[Records from a data source]

◆ ◆ ◆ ◆ ◆ ◆ ◆

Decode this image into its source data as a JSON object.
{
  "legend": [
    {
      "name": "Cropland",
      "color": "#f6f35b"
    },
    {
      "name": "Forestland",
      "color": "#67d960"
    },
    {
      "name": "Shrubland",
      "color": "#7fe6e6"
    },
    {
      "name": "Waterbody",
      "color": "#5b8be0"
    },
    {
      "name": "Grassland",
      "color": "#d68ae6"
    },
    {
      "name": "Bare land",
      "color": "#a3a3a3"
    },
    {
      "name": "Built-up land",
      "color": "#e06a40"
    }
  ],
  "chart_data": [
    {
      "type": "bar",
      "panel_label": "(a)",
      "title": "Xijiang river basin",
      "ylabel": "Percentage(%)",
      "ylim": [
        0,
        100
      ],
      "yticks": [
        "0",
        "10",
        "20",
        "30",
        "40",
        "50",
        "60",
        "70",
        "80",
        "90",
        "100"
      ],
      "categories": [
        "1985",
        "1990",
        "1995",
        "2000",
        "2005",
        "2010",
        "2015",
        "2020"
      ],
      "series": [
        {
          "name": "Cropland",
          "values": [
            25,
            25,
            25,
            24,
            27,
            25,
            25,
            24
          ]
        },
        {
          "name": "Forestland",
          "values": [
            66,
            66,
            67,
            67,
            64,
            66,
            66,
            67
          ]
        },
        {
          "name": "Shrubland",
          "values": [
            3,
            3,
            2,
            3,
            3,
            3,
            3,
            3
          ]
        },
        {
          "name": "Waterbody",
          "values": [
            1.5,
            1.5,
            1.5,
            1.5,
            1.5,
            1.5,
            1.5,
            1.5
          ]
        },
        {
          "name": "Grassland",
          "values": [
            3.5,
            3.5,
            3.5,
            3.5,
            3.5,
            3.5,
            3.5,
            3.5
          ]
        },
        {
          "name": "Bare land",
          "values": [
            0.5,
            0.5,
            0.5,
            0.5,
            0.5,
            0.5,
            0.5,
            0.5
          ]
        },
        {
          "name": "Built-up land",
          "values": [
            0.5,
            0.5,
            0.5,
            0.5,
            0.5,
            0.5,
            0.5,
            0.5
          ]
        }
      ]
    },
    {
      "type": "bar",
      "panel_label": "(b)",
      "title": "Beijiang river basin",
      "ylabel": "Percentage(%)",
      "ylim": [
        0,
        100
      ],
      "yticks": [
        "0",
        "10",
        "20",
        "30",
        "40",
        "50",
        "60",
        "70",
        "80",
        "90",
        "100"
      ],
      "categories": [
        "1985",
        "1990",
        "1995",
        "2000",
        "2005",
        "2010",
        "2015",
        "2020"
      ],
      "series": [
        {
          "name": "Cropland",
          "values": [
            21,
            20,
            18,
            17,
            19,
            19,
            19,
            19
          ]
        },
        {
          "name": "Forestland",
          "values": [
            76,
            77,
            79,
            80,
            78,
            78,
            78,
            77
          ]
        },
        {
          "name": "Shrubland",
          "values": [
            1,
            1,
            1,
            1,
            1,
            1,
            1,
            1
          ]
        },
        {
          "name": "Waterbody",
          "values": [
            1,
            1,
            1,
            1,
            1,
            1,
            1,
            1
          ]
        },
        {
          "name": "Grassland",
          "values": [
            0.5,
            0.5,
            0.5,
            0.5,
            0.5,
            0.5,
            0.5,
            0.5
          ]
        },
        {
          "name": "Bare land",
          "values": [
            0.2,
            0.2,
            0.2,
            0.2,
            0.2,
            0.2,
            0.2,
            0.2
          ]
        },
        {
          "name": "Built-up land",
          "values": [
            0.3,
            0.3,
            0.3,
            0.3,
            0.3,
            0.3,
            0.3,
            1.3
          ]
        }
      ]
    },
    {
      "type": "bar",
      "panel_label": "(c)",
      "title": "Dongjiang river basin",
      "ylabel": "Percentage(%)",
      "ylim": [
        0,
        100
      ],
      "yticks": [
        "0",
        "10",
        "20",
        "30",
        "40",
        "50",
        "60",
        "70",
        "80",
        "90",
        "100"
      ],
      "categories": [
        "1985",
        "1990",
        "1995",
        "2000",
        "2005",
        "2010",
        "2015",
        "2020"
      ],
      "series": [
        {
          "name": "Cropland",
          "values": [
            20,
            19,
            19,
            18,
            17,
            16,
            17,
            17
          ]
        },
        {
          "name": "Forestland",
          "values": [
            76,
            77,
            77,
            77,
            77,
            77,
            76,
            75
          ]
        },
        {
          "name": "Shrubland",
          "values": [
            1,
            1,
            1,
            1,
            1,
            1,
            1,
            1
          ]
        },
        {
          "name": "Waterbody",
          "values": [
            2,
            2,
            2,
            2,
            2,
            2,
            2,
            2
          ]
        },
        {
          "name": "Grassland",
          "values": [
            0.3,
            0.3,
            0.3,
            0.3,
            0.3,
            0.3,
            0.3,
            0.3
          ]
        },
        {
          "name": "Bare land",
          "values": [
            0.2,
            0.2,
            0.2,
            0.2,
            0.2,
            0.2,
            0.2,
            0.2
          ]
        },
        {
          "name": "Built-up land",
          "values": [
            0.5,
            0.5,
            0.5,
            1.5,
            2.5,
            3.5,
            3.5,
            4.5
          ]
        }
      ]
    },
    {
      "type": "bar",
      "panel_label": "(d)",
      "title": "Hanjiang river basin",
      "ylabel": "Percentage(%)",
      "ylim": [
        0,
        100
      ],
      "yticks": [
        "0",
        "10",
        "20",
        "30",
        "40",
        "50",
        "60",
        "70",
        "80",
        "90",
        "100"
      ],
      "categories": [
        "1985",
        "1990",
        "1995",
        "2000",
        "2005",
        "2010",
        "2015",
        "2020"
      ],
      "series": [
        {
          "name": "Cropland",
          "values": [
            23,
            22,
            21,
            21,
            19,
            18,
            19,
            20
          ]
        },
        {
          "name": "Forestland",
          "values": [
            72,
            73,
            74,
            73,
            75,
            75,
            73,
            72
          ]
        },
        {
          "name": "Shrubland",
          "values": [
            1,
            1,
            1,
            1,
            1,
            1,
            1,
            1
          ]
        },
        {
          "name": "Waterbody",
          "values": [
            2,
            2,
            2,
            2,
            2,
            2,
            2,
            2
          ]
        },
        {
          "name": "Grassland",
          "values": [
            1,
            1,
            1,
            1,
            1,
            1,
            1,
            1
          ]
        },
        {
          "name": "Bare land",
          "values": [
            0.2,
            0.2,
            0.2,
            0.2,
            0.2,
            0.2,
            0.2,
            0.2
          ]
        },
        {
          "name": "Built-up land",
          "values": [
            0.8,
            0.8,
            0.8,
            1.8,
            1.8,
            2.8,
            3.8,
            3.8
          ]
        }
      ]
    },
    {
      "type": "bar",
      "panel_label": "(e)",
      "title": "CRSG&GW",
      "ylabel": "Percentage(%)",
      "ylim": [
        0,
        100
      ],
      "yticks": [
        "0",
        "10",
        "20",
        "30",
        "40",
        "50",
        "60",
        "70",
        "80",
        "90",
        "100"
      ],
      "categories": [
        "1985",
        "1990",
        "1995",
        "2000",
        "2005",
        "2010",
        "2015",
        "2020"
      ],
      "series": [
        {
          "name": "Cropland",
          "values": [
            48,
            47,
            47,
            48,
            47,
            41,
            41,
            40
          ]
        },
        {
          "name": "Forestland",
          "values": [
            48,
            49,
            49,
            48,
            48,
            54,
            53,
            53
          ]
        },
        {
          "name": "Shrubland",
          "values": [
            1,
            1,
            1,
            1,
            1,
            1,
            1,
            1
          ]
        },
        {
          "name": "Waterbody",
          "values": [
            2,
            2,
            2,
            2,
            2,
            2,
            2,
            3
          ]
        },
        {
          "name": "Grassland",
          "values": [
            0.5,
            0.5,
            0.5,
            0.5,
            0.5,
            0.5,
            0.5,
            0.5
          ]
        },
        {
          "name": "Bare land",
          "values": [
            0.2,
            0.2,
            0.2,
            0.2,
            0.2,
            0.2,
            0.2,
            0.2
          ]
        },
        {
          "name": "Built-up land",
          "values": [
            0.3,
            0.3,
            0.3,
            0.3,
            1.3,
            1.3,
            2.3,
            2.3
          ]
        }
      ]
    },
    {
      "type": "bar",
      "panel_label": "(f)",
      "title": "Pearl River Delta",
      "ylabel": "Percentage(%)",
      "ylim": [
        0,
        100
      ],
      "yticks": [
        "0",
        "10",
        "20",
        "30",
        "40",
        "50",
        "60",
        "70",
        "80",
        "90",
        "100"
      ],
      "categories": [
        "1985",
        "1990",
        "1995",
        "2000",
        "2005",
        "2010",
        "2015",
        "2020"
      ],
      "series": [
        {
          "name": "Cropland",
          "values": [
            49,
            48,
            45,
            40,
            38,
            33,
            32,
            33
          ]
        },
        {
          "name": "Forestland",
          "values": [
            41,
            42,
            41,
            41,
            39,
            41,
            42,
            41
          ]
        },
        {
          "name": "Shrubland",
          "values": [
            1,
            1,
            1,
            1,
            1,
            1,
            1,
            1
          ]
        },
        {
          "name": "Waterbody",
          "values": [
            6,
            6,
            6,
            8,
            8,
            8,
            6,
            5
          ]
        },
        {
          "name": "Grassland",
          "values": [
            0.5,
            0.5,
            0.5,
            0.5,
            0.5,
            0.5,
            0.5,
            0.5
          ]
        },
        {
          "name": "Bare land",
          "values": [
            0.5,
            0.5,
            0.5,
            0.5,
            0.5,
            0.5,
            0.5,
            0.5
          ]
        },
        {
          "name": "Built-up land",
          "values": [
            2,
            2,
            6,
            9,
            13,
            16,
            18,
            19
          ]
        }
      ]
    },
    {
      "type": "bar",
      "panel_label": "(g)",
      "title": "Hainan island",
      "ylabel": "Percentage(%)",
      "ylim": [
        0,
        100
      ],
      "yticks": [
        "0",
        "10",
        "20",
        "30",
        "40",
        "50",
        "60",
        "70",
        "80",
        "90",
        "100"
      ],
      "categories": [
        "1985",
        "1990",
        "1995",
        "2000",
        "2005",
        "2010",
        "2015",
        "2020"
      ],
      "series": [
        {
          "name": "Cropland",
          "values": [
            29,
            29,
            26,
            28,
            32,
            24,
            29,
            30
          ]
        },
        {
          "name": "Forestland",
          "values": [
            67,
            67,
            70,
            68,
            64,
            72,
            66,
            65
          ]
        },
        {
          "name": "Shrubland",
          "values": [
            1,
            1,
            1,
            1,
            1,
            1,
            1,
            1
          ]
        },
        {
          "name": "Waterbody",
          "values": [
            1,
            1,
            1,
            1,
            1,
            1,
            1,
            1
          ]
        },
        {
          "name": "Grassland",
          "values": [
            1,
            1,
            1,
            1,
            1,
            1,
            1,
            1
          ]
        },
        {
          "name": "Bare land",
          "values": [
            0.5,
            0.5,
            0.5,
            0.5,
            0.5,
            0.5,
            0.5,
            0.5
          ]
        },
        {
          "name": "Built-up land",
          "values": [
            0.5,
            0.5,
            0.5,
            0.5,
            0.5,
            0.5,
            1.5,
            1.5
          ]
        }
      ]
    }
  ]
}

◆ ◆ ◆ ◆ ◆ ◆ ◆

From the records above, copy every line that holds the word "basin".

      "title": "Xijiang river basin",
      "title": "Beijiang river basin",
      "title": "Dongjiang river basin",
      "title": "Hanjiang river basin",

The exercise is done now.